Written request: Quote the listing below in its entirety, omitting every image.

Dataset extract:
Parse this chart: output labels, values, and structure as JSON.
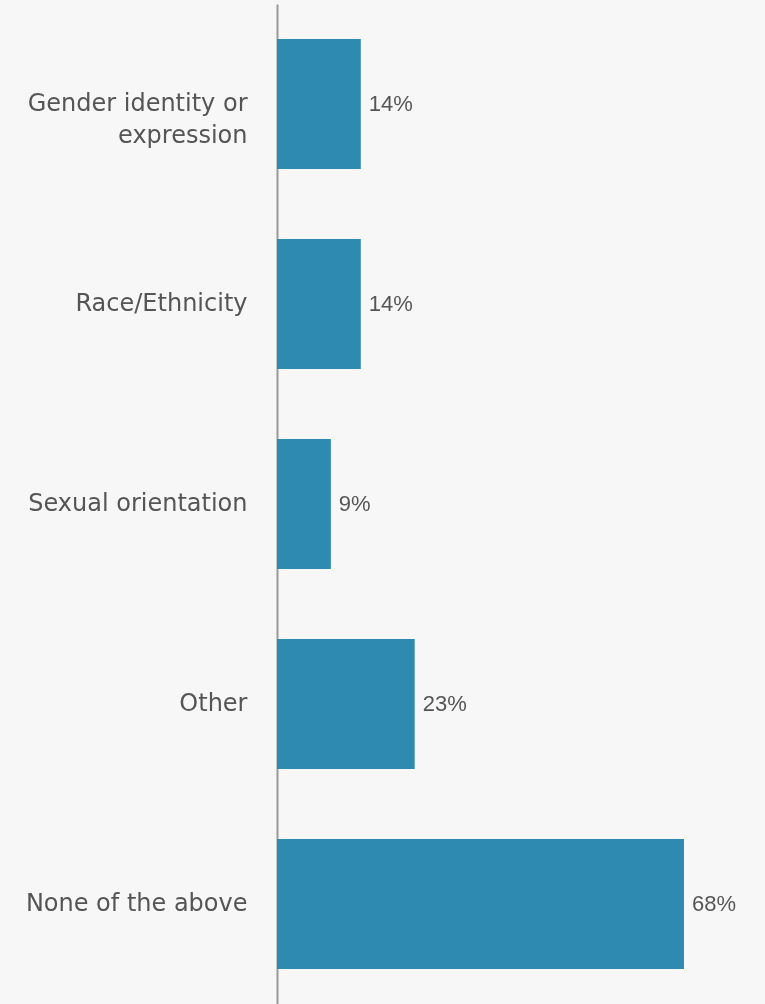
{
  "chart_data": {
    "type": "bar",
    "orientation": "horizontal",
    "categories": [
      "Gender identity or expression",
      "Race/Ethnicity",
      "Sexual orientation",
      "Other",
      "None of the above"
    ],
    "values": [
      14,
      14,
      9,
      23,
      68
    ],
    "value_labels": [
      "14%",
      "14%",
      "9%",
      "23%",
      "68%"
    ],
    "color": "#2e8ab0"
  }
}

Exercise output:
Parse this chart: output labels, values, and structure as JSON.
{
  "chart_data": {
    "type": "bar",
    "orientation": "horizontal",
    "categories": [
      "Gender identity or expression",
      "Race/Ethnicity",
      "Sexual orientation",
      "Other",
      "None of the above"
    ],
    "values": [
      14,
      14,
      9,
      23,
      68
    ],
    "value_labels": [
      "14%",
      "14%",
      "9%",
      "23%",
      "68%"
    ],
    "color": "#2e8ab0"
  }
}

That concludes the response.